__What the exercise asks__:
Copy each line below that contains "Orgânica".
---- Input material
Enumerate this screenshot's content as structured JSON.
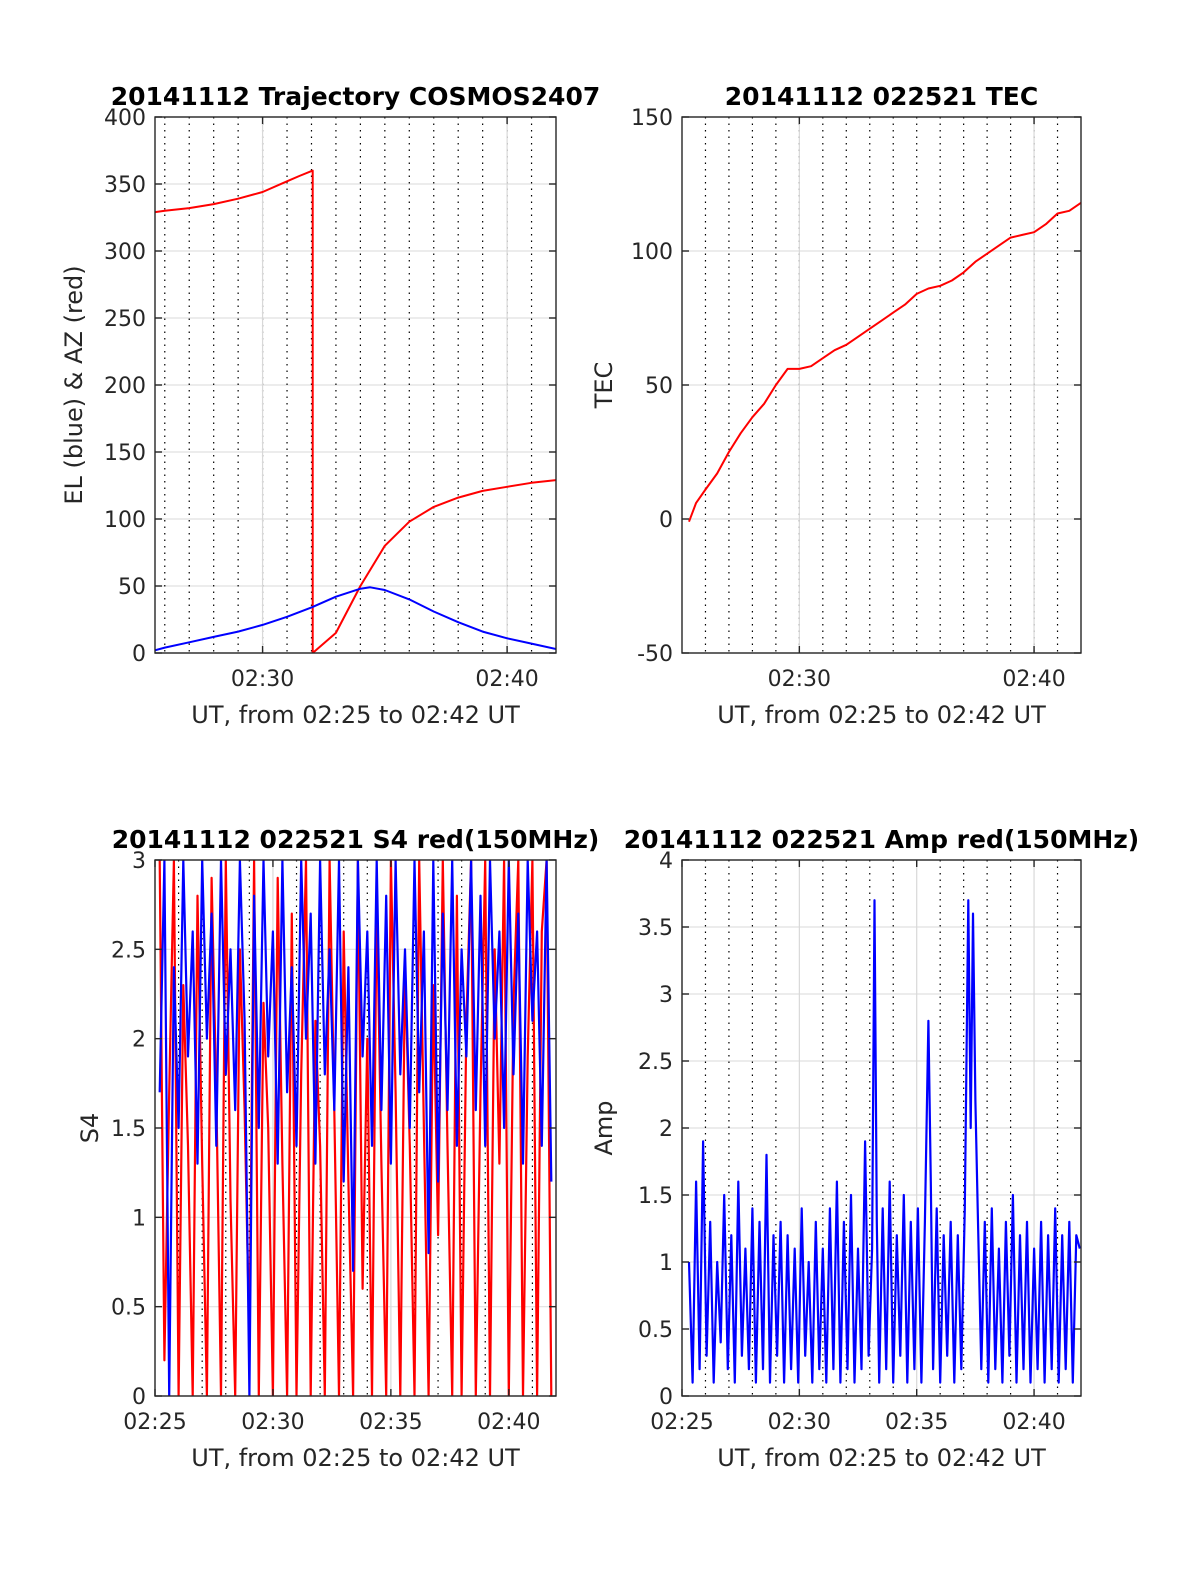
{
  "chart_data": [
    {
      "id": "trajectory",
      "type": "line",
      "title": "20141112 Trajectory COSMOS2407",
      "xlabel": "UT, from 02:25 to 02:42 UT",
      "ylabel": "EL (blue) & AZ (red)",
      "xlim": [
        25.6,
        42.0
      ],
      "ylim": [
        0,
        400
      ],
      "xtick_values": [
        30,
        40
      ],
      "xtick_labels": [
        "02:30",
        "02:40"
      ],
      "ytick_values": [
        0,
        50,
        100,
        150,
        200,
        250,
        300,
        350,
        400
      ],
      "ytick_labels": [
        "0",
        "50",
        "100",
        "150",
        "200",
        "250",
        "300",
        "350",
        "400"
      ],
      "minor_grid_x": [
        26,
        27,
        28,
        29,
        30,
        31,
        32,
        33,
        34,
        35,
        36,
        37,
        38,
        39,
        40,
        41
      ],
      "grid": true,
      "series": [
        {
          "color": "#ff0000",
          "x": [
            25.6,
            26,
            27,
            28,
            29,
            30,
            31,
            31.5,
            32.05,
            32.05,
            33,
            34,
            35,
            36,
            37,
            38,
            39,
            40,
            41,
            42
          ],
          "y": [
            329,
            330,
            332,
            335,
            339,
            344,
            352,
            356,
            360,
            0,
            15,
            50,
            80,
            98,
            109,
            116,
            121,
            124,
            127,
            129
          ]
        },
        {
          "color": "#0000ff",
          "x": [
            25.6,
            26,
            27,
            28,
            29,
            30,
            31,
            32,
            33,
            34,
            34.4,
            35,
            36,
            37,
            38,
            39,
            40,
            41,
            42
          ],
          "y": [
            2,
            4,
            8,
            12,
            16,
            21,
            27,
            34,
            42,
            48,
            49,
            47,
            40,
            31,
            23,
            16,
            11,
            7,
            3
          ]
        }
      ]
    },
    {
      "id": "tec",
      "type": "line",
      "title": "20141112 022521 TEC",
      "xlabel": "UT, from 02:25 to 02:42 UT",
      "ylabel": "TEC",
      "xlim": [
        25.0,
        42.0
      ],
      "ylim": [
        -50,
        150
      ],
      "xtick_values": [
        30,
        40
      ],
      "xtick_labels": [
        "02:30",
        "02:40"
      ],
      "ytick_values": [
        -50,
        0,
        50,
        100,
        150
      ],
      "ytick_labels": [
        "-50",
        "0",
        "50",
        "100",
        "150"
      ],
      "minor_grid_x": [
        26,
        27,
        28,
        29,
        30,
        31,
        32,
        33,
        34,
        35,
        36,
        37,
        38,
        39,
        40,
        41
      ],
      "grid": true,
      "series": [
        {
          "color": "#ff0000",
          "x": [
            25.3,
            25.6,
            26,
            26.5,
            27,
            27.5,
            28,
            28.5,
            29,
            29.5,
            30,
            30.5,
            31,
            31.5,
            32,
            32.5,
            33,
            33.5,
            34,
            34.5,
            35,
            35.5,
            36,
            36.5,
            37,
            37.5,
            38,
            38.5,
            39,
            39.5,
            40,
            40.5,
            41,
            41.5,
            42
          ],
          "y": [
            -1,
            6,
            11,
            17,
            25,
            32,
            38,
            43,
            50,
            56,
            56,
            57,
            60,
            63,
            65,
            68,
            71,
            74,
            77,
            80,
            84,
            86,
            87,
            89,
            92,
            96,
            99,
            102,
            105,
            106,
            107,
            110,
            114,
            115,
            118
          ]
        }
      ]
    },
    {
      "id": "s4",
      "type": "line",
      "title": "20141112 022521 S4 red(150MHz)",
      "xlabel": "UT, from 02:25 to 02:42 UT",
      "ylabel": "S4",
      "xlim": [
        25.0,
        42.0
      ],
      "ylim": [
        0,
        3
      ],
      "xtick_values": [
        25,
        30,
        35,
        40
      ],
      "xtick_labels": [
        "02:25",
        "02:30",
        "02:35",
        "02:40"
      ],
      "ytick_values": [
        0,
        0.5,
        1,
        1.5,
        2,
        2.5,
        3
      ],
      "ytick_labels": [
        "0",
        "0.5",
        "1",
        "1.5",
        "2",
        "2.5",
        "3"
      ],
      "minor_grid_x": [
        26,
        27,
        28,
        29,
        31,
        32,
        33,
        34,
        36,
        37,
        38,
        39,
        41
      ],
      "grid": true,
      "series": [
        {
          "color": "#ff0000",
          "x": [
            25.2,
            25.4,
            25.6,
            25.8,
            26.0,
            26.2,
            26.4,
            26.6,
            26.8,
            27.0,
            27.2,
            27.4,
            27.6,
            27.8,
            28.0,
            28.2,
            28.4,
            28.6,
            28.8,
            29.0,
            29.2,
            29.4,
            29.6,
            29.8,
            30.0,
            30.2,
            30.4,
            30.6,
            30.8,
            31.0,
            31.2,
            31.4,
            31.6,
            31.8,
            32.0,
            32.2,
            32.4,
            32.6,
            32.8,
            33.0,
            33.2,
            33.4,
            33.6,
            33.8,
            34.0,
            34.2,
            34.4,
            34.6,
            34.8,
            35.0,
            35.2,
            35.4,
            35.6,
            35.8,
            36.0,
            36.2,
            36.4,
            36.6,
            36.8,
            37.0,
            37.2,
            37.4,
            37.6,
            37.8,
            38.0,
            38.2,
            38.4,
            38.6,
            38.8,
            39.0,
            39.2,
            39.4,
            39.6,
            39.8,
            40.0,
            40.2,
            40.4,
            40.6,
            40.8,
            41.0,
            41.2,
            41.4,
            41.6,
            41.8
          ],
          "y": [
            3.0,
            0.2,
            1.7,
            3.0,
            0.0,
            2.3,
            1.4,
            0.0,
            2.8,
            1.3,
            0.0,
            2.9,
            1.7,
            0.0,
            3.0,
            1.1,
            0.0,
            2.5,
            1.6,
            0.3,
            3.0,
            0.0,
            2.2,
            1.5,
            0.0,
            2.9,
            1.3,
            0.0,
            2.7,
            0.0,
            1.8,
            3.0,
            0.0,
            2.1,
            1.4,
            0.0,
            3.0,
            1.6,
            0.0,
            2.6,
            1.2,
            0.0,
            3.0,
            0.6,
            2.0,
            0.0,
            2.8,
            1.3,
            0.0,
            3.0,
            1.7,
            0.0,
            2.4,
            1.4,
            0.0,
            3.0,
            1.5,
            0.0,
            2.3,
            0.9,
            3.0,
            1.4,
            0.0,
            2.8,
            0.0,
            2.1,
            3.0,
            0.0,
            1.7,
            3.0,
            0.0,
            2.5,
            1.3,
            3.0,
            0.0,
            2.2,
            3.0,
            0.0,
            1.9,
            3.0,
            0.0,
            2.6,
            3.0,
            0.0
          ]
        },
        {
          "color": "#0000ff",
          "x": [
            25.2,
            25.4,
            25.6,
            25.8,
            26.0,
            26.2,
            26.4,
            26.6,
            26.8,
            27.0,
            27.2,
            27.4,
            27.6,
            27.8,
            28.0,
            28.2,
            28.4,
            28.6,
            28.8,
            29.0,
            29.2,
            29.4,
            29.6,
            29.8,
            30.0,
            30.2,
            30.4,
            30.6,
            30.8,
            31.0,
            31.2,
            31.4,
            31.6,
            31.8,
            32.0,
            32.2,
            32.4,
            32.6,
            32.8,
            33.0,
            33.2,
            33.4,
            33.6,
            33.8,
            34.0,
            34.2,
            34.4,
            34.6,
            34.8,
            35.0,
            35.2,
            35.4,
            35.6,
            35.8,
            36.0,
            36.2,
            36.4,
            36.6,
            36.8,
            37.0,
            37.2,
            37.4,
            37.6,
            37.8,
            38.0,
            38.2,
            38.4,
            38.6,
            38.8,
            39.0,
            39.2,
            39.4,
            39.6,
            39.8,
            40.0,
            40.2,
            40.4,
            40.6,
            40.8,
            41.0,
            41.2,
            41.4,
            41.6,
            41.8
          ],
          "y": [
            1.7,
            3.0,
            0.0,
            2.4,
            1.5,
            3.0,
            1.9,
            2.6,
            1.3,
            3.0,
            2.0,
            2.7,
            1.4,
            3.0,
            1.8,
            2.5,
            1.6,
            3.0,
            2.1,
            0.0,
            2.8,
            1.5,
            3.0,
            1.9,
            2.6,
            1.3,
            3.0,
            1.7,
            2.4,
            1.4,
            3.0,
            2.0,
            2.7,
            1.3,
            3.0,
            1.8,
            2.5,
            1.6,
            3.0,
            1.2,
            2.4,
            0.7,
            3.0,
            1.9,
            2.6,
            1.4,
            3.0,
            1.6,
            2.8,
            1.3,
            3.0,
            1.8,
            2.5,
            1.5,
            3.0,
            1.7,
            2.6,
            0.8,
            3.0,
            1.2,
            2.7,
            1.6,
            3.0,
            1.4,
            2.5,
            1.9,
            3.0,
            1.6,
            2.8,
            1.4,
            3.0,
            2.0,
            2.6,
            1.5,
            3.0,
            1.8,
            2.7,
            1.3,
            3.0,
            2.1,
            2.6,
            1.4,
            3.0,
            1.2
          ]
        }
      ]
    },
    {
      "id": "amp",
      "type": "line",
      "title": "20141112 022521 Amp red(150MHz)",
      "xlabel": "UT, from 02:25 to 02:42 UT",
      "ylabel": "Amp",
      "xlim": [
        25.0,
        42.0
      ],
      "ylim": [
        0,
        4
      ],
      "xtick_values": [
        25,
        30,
        35,
        40
      ],
      "xtick_labels": [
        "02:25",
        "02:30",
        "02:35",
        "02:40"
      ],
      "ytick_values": [
        0,
        0.5,
        1,
        1.5,
        2,
        2.5,
        3,
        3.5,
        4
      ],
      "ytick_labels": [
        "0",
        "0.5",
        "1",
        "1.5",
        "2",
        "2.5",
        "3",
        "3.5",
        "4"
      ],
      "minor_grid_x": [
        26,
        27,
        28,
        29,
        31,
        32,
        33,
        34,
        36,
        37,
        38,
        39,
        41
      ],
      "grid": true,
      "series": [
        {
          "color": "#0000ff",
          "x": [
            25.3,
            25.45,
            25.6,
            25.75,
            25.9,
            26.05,
            26.2,
            26.35,
            26.5,
            26.65,
            26.8,
            26.95,
            27.1,
            27.25,
            27.4,
            27.55,
            27.7,
            27.85,
            28.0,
            28.15,
            28.3,
            28.45,
            28.6,
            28.75,
            28.9,
            29.05,
            29.2,
            29.35,
            29.5,
            29.65,
            29.8,
            29.95,
            30.1,
            30.25,
            30.4,
            30.55,
            30.7,
            30.85,
            31.0,
            31.15,
            31.3,
            31.45,
            31.6,
            31.75,
            31.9,
            32.05,
            32.2,
            32.35,
            32.5,
            32.65,
            32.8,
            32.95,
            33.1,
            33.2,
            33.3,
            33.4,
            33.55,
            33.7,
            33.85,
            34.0,
            34.15,
            34.3,
            34.45,
            34.6,
            34.75,
            34.9,
            35.05,
            35.2,
            35.35,
            35.5,
            35.6,
            35.7,
            35.85,
            36.0,
            36.15,
            36.3,
            36.45,
            36.6,
            36.75,
            36.9,
            37.05,
            37.2,
            37.3,
            37.4,
            37.5,
            37.6,
            37.75,
            37.9,
            38.05,
            38.2,
            38.35,
            38.5,
            38.65,
            38.8,
            38.95,
            39.1,
            39.25,
            39.4,
            39.55,
            39.7,
            39.85,
            40.0,
            40.15,
            40.3,
            40.45,
            40.6,
            40.75,
            40.9,
            41.05,
            41.2,
            41.35,
            41.5,
            41.65,
            41.8,
            41.95
          ],
          "y": [
            1.0,
            0.1,
            1.6,
            0.2,
            1.9,
            0.3,
            1.3,
            0.1,
            1.0,
            0.4,
            1.5,
            0.2,
            1.2,
            0.1,
            1.6,
            0.3,
            1.1,
            0.2,
            1.4,
            0.1,
            1.3,
            0.2,
            1.8,
            0.1,
            1.2,
            0.3,
            1.3,
            0.1,
            1.2,
            0.2,
            1.1,
            0.1,
            1.4,
            0.3,
            1.0,
            0.1,
            1.3,
            0.2,
            1.1,
            0.1,
            1.4,
            0.2,
            1.6,
            0.1,
            1.3,
            0.2,
            1.5,
            0.1,
            1.1,
            0.2,
            1.9,
            0.3,
            1.1,
            3.7,
            1.3,
            0.1,
            1.4,
            0.2,
            1.6,
            0.1,
            1.2,
            0.3,
            1.5,
            0.1,
            1.3,
            0.2,
            1.4,
            0.1,
            1.3,
            2.8,
            1.6,
            0.2,
            1.4,
            0.1,
            1.2,
            0.3,
            1.3,
            0.1,
            1.2,
            0.2,
            1.4,
            3.7,
            2.0,
            3.6,
            2.2,
            1.4,
            0.2,
            1.3,
            0.1,
            1.4,
            0.2,
            1.1,
            0.1,
            1.3,
            0.3,
            1.5,
            0.1,
            1.2,
            0.2,
            1.3,
            0.1,
            1.1,
            0.2,
            1.3,
            0.1,
            1.2,
            0.2,
            1.4,
            0.1,
            1.2,
            0.2,
            1.3,
            0.1,
            1.2,
            1.1
          ]
        }
      ]
    }
  ]
}
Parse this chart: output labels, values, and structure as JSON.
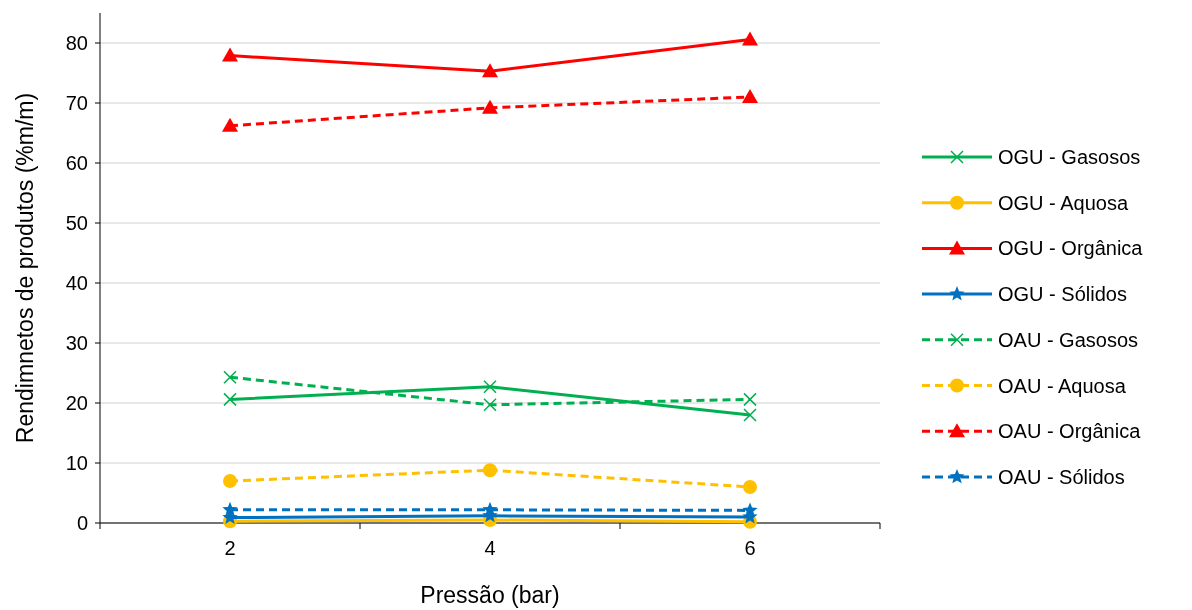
{
  "chart_data": {
    "type": "line",
    "xlabel": "Pressão (bar)",
    "ylabel": "Rendimnetos de produtos (%m/m)",
    "categories": [
      "2",
      "4",
      "6"
    ],
    "ylim": [
      0,
      85
    ],
    "yticks": [
      0,
      10,
      20,
      30,
      40,
      50,
      60,
      70,
      80
    ],
    "grid": "y",
    "legend": "right",
    "series": [
      {
        "name": "OGU - Gasosos",
        "color": "#00b050",
        "marker": "cross",
        "line_style": "solid",
        "values": [
          20.6,
          22.7,
          18.0
        ]
      },
      {
        "name": "OGU - Aquosa",
        "color": "#ffc000",
        "marker": "circle",
        "line_style": "solid",
        "values": [
          0.3,
          0.5,
          0.2
        ]
      },
      {
        "name": "OGU - Orgânica",
        "color": "#ff0000",
        "marker": "triangle",
        "line_style": "solid",
        "values": [
          77.9,
          75.3,
          80.6
        ]
      },
      {
        "name": "OGU - Sólidos",
        "color": "#0070c0",
        "marker": "star",
        "line_style": "solid",
        "values": [
          0.9,
          1.2,
          1.0
        ]
      },
      {
        "name": "OAU - Gasosos",
        "color": "#00b050",
        "marker": "cross",
        "line_style": "dashed",
        "values": [
          24.3,
          19.7,
          20.6
        ]
      },
      {
        "name": "OAU - Aquosa",
        "color": "#ffc000",
        "marker": "circle",
        "line_style": "dashed",
        "values": [
          7.0,
          8.8,
          6.0
        ]
      },
      {
        "name": "OAU - Orgânica",
        "color": "#ff0000",
        "marker": "triangle",
        "line_style": "dashed",
        "values": [
          66.2,
          69.2,
          71.0
        ]
      },
      {
        "name": "OAU - Sólidos",
        "color": "#0070c0",
        "marker": "star",
        "line_style": "dashed",
        "values": [
          2.2,
          2.2,
          2.1
        ]
      }
    ]
  }
}
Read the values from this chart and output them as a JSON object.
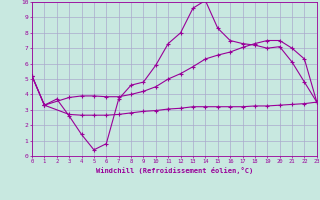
{
  "xlabel": "Windchill (Refroidissement éolien,°C)",
  "xlim": [
    0,
    23
  ],
  "ylim": [
    0,
    10
  ],
  "xticks": [
    0,
    1,
    2,
    3,
    4,
    5,
    6,
    7,
    8,
    9,
    10,
    11,
    12,
    13,
    14,
    15,
    16,
    17,
    18,
    19,
    20,
    21,
    22,
    23
  ],
  "yticks": [
    0,
    1,
    2,
    3,
    4,
    5,
    6,
    7,
    8,
    9,
    10
  ],
  "bg_color": "#c8e8e0",
  "line_color": "#990099",
  "grid_color": "#aaaacc",
  "curve1_x": [
    0,
    1,
    2,
    3,
    4,
    5,
    6,
    7,
    8,
    9,
    10,
    11,
    12,
    13,
    14,
    15,
    16,
    17,
    18,
    19,
    20,
    21,
    22,
    23
  ],
  "curve1_y": [
    5.2,
    3.3,
    3.7,
    2.6,
    1.4,
    0.4,
    0.8,
    3.7,
    4.6,
    4.8,
    5.9,
    7.3,
    8.0,
    9.6,
    10.1,
    8.3,
    7.5,
    7.3,
    7.2,
    7.0,
    7.1,
    6.1,
    4.8,
    3.5
  ],
  "curve2_x": [
    0,
    1,
    3,
    4,
    5,
    6,
    7,
    8,
    9,
    10,
    11,
    12,
    13,
    14,
    15,
    16,
    17,
    18,
    19,
    20,
    21,
    22,
    23
  ],
  "curve2_y": [
    5.2,
    3.3,
    3.8,
    3.9,
    3.9,
    3.85,
    3.85,
    4.0,
    4.2,
    4.5,
    5.0,
    5.35,
    5.8,
    6.3,
    6.55,
    6.75,
    7.05,
    7.3,
    7.5,
    7.5,
    7.0,
    6.3,
    3.5
  ],
  "curve3_x": [
    0,
    1,
    3,
    4,
    5,
    6,
    7,
    8,
    9,
    10,
    11,
    12,
    13,
    14,
    15,
    16,
    17,
    18,
    19,
    20,
    21,
    22,
    23
  ],
  "curve3_y": [
    5.2,
    3.3,
    2.7,
    2.65,
    2.65,
    2.65,
    2.7,
    2.8,
    2.9,
    2.95,
    3.05,
    3.1,
    3.2,
    3.2,
    3.2,
    3.2,
    3.2,
    3.25,
    3.25,
    3.3,
    3.35,
    3.4,
    3.5
  ]
}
--------
__Result for this task__:
        "name": "OGU - Orgânica",
        "name": "OAU - Orgânica",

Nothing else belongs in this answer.